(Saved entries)
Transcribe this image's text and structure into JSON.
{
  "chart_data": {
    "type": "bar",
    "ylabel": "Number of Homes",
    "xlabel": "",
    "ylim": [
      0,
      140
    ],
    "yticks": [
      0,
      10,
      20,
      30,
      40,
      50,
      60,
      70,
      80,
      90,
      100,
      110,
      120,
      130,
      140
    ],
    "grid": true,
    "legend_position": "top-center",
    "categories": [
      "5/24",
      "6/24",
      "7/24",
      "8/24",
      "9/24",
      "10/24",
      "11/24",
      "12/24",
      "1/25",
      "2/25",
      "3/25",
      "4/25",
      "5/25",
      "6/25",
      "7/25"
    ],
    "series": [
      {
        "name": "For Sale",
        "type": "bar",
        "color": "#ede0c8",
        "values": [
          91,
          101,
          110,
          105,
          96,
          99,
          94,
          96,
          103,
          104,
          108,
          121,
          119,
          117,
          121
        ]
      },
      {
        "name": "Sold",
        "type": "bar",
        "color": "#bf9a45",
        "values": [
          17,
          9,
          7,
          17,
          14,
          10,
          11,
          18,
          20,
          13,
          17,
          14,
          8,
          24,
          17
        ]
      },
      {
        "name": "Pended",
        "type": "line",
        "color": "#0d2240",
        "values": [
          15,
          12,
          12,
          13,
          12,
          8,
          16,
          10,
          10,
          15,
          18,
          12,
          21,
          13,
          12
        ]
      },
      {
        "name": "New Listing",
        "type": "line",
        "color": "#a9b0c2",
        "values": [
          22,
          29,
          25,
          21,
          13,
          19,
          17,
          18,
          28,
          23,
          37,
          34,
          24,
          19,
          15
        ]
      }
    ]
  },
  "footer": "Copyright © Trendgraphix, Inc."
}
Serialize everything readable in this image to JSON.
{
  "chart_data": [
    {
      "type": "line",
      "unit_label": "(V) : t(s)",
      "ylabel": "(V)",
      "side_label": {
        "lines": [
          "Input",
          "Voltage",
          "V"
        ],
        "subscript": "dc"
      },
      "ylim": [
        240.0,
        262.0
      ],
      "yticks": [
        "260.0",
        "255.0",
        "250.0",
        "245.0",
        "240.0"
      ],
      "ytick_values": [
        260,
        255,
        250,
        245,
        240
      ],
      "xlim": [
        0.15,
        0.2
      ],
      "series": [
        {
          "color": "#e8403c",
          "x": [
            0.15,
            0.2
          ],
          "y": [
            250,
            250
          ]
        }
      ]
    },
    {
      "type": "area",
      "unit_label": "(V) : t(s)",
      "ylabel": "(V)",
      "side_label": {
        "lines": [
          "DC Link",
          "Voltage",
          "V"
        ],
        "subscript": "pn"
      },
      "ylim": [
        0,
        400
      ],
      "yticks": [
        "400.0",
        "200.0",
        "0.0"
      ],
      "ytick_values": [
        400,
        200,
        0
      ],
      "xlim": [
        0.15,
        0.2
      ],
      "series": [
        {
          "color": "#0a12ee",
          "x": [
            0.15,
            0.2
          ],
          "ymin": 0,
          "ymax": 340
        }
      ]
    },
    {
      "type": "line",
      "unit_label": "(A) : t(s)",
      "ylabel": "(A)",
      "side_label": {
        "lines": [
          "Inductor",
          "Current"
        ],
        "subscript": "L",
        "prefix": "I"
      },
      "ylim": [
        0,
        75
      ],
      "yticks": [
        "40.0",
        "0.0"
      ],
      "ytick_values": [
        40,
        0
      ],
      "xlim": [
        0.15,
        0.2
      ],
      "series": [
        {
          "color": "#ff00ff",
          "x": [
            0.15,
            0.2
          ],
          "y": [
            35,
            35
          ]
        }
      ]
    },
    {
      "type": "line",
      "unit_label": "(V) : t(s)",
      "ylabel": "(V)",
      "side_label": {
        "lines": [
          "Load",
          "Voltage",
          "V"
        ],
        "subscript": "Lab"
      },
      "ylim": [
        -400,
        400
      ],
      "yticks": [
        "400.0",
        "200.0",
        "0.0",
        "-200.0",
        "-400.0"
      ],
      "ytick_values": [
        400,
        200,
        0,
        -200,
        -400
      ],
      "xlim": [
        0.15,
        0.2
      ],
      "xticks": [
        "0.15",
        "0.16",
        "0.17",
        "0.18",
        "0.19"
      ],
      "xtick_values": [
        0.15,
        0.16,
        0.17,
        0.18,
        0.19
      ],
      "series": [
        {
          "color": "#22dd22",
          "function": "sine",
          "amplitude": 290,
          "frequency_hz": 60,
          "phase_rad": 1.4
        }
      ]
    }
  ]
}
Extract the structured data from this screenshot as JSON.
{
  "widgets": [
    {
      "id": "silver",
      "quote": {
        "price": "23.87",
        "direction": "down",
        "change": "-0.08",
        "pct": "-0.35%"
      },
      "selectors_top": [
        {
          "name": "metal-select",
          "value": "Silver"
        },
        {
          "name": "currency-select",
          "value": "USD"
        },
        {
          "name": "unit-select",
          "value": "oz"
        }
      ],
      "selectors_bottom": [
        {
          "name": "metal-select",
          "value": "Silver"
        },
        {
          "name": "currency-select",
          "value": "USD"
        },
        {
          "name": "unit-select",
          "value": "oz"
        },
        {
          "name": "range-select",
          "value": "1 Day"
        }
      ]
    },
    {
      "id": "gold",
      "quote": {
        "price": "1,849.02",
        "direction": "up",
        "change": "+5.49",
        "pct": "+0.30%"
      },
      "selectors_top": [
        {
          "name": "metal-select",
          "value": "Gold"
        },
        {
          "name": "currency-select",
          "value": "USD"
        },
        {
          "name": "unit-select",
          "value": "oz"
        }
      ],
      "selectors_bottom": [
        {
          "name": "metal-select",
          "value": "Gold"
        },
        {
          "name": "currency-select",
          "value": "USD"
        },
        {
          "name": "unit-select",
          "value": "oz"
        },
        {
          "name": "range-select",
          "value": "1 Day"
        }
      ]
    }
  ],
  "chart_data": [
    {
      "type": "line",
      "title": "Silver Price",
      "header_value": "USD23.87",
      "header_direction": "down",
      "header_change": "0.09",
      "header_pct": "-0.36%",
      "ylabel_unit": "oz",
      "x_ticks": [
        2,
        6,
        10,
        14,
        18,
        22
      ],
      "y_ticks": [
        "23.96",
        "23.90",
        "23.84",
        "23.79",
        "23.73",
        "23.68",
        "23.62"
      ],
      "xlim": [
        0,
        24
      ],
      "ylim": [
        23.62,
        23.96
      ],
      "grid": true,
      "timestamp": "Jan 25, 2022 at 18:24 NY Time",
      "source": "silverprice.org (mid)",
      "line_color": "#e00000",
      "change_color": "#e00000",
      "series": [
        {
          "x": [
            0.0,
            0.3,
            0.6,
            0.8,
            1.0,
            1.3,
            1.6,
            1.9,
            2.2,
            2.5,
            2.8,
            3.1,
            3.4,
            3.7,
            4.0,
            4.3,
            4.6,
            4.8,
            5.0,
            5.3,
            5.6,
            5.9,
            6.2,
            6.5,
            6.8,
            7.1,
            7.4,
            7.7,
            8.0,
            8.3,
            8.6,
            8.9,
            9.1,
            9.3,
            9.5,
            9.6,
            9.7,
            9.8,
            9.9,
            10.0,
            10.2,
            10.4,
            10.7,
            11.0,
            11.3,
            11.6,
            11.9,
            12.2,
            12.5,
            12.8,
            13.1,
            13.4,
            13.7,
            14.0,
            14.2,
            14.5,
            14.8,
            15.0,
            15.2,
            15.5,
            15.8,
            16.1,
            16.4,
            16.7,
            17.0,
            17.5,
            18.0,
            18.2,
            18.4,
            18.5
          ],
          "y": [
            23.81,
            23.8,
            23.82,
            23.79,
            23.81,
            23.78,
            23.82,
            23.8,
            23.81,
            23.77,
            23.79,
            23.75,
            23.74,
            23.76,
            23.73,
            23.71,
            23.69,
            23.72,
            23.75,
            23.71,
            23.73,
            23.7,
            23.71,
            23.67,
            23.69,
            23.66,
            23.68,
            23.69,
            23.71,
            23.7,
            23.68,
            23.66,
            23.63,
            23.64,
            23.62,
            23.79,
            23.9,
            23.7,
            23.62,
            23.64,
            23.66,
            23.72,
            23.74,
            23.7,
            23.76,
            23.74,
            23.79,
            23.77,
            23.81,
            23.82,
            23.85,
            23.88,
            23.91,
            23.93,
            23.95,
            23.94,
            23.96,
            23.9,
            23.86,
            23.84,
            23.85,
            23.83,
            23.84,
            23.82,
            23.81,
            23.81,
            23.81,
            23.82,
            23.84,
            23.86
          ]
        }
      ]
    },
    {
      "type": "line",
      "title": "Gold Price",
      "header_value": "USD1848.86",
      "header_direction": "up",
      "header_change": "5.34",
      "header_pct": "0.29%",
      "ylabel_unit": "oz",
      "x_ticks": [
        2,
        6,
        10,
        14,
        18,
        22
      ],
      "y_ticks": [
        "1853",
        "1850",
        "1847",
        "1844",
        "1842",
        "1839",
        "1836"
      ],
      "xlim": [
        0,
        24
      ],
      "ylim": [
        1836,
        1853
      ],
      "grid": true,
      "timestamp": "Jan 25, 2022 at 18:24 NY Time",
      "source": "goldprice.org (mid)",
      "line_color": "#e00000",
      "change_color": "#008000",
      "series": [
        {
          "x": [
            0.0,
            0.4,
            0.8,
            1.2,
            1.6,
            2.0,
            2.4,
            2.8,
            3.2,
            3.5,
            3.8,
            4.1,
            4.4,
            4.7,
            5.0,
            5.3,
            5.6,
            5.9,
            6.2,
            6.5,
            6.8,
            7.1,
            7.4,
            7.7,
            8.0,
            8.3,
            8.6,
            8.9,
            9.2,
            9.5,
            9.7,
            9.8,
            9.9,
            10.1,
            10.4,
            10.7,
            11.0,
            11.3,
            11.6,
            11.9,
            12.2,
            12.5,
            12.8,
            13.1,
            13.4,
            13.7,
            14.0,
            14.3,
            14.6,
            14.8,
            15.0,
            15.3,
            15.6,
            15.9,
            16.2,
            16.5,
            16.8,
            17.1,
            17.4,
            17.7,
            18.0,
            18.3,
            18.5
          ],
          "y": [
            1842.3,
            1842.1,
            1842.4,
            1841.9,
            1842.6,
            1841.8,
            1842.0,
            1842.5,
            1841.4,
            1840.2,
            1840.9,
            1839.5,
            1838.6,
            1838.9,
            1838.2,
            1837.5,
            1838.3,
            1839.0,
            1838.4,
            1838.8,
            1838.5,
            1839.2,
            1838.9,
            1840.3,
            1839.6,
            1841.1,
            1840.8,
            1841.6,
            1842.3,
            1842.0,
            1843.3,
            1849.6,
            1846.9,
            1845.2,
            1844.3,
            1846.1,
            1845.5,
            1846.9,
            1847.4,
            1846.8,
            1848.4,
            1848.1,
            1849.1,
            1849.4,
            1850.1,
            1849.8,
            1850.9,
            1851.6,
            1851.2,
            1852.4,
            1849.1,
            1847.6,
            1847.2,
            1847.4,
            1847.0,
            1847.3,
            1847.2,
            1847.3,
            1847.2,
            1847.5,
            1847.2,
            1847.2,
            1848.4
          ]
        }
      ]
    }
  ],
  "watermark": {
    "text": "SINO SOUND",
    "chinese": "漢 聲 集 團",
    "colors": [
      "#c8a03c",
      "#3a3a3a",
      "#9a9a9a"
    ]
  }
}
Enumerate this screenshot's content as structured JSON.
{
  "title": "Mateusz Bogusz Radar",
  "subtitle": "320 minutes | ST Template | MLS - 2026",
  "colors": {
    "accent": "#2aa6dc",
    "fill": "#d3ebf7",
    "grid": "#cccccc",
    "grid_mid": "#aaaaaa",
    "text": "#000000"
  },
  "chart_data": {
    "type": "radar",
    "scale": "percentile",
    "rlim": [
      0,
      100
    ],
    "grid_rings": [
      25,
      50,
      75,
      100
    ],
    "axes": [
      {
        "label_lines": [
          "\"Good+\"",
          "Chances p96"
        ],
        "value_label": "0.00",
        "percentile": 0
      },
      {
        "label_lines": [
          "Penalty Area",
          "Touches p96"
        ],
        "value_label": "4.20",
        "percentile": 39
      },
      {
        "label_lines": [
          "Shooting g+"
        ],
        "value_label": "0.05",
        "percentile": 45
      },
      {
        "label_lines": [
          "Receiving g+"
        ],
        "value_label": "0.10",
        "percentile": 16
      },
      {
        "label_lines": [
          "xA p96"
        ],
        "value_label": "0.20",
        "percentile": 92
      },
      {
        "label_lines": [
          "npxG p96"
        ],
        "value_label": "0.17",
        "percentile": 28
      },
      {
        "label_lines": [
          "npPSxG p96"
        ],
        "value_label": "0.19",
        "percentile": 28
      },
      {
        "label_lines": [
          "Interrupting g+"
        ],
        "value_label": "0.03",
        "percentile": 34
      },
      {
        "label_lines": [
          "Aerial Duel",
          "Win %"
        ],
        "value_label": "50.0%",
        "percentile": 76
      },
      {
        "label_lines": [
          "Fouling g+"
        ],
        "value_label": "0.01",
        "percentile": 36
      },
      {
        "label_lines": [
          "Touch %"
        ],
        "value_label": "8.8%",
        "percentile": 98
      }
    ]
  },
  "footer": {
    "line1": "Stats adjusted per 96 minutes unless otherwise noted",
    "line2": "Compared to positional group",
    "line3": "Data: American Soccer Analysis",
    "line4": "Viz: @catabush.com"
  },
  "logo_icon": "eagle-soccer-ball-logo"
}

| TASK DETAILS |
Select every line in the material above where the string "source" occurs, and copy it.

| COMPLETE OUTPUT |
      "source": "silverprice.org (mid)",
      "source": "goldprice.org (mid)",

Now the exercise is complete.